Data items
┄┄┄┄┄┄

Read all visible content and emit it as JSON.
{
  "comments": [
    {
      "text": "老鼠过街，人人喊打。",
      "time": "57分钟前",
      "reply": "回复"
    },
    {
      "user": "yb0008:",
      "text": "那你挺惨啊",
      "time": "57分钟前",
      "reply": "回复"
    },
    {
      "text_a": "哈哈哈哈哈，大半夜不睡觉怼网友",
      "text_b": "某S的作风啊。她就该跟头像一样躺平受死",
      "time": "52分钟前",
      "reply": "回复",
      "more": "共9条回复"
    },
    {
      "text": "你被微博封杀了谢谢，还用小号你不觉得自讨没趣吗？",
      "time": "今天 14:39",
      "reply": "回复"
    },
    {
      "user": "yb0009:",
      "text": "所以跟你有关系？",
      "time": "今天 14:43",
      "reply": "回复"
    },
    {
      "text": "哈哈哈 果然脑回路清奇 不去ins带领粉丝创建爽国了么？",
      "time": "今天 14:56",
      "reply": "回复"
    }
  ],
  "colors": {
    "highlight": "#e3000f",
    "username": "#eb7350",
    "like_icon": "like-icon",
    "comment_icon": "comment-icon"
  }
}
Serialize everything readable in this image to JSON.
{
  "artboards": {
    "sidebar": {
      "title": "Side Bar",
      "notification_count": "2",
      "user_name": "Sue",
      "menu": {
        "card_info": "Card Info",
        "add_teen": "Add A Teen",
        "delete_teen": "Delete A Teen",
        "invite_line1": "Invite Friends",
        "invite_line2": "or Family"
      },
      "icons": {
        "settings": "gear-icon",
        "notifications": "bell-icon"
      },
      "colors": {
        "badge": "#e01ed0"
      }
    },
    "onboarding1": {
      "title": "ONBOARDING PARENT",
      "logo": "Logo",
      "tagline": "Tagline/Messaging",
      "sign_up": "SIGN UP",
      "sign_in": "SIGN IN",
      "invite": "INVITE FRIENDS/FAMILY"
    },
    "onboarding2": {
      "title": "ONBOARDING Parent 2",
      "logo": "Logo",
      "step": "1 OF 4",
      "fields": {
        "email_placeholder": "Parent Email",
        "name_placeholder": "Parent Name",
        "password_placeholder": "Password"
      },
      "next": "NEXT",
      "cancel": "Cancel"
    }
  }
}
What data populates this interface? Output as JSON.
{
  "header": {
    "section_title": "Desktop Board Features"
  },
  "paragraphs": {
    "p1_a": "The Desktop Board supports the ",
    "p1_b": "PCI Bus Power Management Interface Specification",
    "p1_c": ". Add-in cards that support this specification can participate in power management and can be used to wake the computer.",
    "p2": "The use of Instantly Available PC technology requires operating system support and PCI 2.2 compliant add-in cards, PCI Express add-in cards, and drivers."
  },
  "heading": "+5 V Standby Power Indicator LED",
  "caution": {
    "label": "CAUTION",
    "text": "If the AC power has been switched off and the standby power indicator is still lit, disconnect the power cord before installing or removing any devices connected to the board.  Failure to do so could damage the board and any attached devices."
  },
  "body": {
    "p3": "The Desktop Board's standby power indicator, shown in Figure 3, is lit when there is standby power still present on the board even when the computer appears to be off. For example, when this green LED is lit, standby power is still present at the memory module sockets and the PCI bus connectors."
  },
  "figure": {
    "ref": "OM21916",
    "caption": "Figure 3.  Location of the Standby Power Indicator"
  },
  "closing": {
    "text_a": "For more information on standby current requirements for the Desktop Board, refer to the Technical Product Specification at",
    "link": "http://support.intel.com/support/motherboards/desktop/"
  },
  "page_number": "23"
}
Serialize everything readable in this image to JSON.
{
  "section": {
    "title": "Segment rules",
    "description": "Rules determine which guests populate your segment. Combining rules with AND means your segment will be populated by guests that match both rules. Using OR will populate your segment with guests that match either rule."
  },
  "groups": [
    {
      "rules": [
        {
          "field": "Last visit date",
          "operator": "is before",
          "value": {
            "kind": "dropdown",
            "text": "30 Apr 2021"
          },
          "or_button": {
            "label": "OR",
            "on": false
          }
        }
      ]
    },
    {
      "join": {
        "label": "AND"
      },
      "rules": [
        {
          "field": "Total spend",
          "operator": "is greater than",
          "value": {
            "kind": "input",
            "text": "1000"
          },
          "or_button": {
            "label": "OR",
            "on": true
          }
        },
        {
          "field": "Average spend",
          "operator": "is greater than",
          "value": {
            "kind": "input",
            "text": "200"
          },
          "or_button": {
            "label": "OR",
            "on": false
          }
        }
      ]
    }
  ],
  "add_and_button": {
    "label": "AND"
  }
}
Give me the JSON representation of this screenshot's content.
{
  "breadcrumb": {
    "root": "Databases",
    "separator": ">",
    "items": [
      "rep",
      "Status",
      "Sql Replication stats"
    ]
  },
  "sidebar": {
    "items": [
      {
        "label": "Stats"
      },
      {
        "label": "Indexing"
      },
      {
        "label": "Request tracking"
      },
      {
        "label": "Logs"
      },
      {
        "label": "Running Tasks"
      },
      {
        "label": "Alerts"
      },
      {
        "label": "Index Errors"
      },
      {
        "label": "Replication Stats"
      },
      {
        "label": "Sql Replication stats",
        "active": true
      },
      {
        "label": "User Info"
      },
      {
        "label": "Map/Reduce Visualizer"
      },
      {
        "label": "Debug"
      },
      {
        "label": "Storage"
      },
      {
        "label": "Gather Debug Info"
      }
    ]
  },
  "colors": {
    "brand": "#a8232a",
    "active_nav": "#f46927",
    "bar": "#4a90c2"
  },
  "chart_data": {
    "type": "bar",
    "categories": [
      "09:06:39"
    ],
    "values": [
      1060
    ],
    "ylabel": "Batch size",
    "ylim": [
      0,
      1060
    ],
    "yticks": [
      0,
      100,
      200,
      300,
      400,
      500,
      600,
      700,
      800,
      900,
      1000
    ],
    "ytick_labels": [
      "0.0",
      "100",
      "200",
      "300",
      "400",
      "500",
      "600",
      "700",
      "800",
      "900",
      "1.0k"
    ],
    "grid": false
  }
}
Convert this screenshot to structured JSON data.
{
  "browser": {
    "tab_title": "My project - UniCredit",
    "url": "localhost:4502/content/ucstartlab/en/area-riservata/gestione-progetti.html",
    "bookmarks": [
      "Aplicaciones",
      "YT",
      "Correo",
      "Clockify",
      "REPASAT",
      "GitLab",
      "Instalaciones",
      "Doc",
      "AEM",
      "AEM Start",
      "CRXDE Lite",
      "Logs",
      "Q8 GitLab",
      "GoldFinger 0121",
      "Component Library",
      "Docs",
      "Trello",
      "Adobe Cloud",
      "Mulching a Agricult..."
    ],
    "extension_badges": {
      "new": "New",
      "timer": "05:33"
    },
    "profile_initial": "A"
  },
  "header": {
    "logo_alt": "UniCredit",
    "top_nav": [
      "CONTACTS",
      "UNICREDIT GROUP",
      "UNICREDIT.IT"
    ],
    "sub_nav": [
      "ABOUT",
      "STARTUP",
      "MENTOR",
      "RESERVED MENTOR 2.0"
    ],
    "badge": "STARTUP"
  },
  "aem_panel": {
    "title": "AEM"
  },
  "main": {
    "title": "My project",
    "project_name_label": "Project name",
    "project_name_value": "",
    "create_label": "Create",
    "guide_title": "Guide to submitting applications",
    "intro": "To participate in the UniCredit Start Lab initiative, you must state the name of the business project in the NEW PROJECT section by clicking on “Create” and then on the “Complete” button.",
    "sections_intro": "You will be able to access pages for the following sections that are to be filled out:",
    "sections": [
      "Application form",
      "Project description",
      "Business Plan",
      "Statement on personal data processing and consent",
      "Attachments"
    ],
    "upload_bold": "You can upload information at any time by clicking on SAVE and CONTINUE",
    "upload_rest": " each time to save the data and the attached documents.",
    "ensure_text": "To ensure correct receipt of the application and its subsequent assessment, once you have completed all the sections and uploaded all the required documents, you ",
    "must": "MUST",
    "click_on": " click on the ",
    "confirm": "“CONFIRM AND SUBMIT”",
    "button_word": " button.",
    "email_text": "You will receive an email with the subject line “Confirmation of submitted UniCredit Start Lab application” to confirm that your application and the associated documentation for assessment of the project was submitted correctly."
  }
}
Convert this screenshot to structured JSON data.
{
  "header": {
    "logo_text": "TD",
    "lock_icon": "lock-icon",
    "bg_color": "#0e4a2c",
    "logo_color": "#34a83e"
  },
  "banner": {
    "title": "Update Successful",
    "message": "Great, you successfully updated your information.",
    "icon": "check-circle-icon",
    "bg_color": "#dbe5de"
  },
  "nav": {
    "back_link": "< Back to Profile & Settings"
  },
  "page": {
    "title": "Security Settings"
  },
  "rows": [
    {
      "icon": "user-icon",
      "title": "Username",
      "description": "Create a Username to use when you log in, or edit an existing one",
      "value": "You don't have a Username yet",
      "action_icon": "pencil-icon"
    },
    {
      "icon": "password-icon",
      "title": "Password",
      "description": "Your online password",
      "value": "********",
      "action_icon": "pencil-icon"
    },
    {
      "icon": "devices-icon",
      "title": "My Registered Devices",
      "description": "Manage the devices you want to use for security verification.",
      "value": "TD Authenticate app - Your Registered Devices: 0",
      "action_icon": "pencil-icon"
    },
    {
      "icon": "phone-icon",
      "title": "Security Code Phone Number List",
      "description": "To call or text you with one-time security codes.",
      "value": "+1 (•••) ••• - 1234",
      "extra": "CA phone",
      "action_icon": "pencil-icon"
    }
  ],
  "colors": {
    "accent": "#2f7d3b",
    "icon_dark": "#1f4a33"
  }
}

┄┄┄┄┄┄

## REQUIRED WORK
Among the entries above, how many lines include the word "Replication"? Reply with the number only.

## REPLY TO THE EXERCISE
3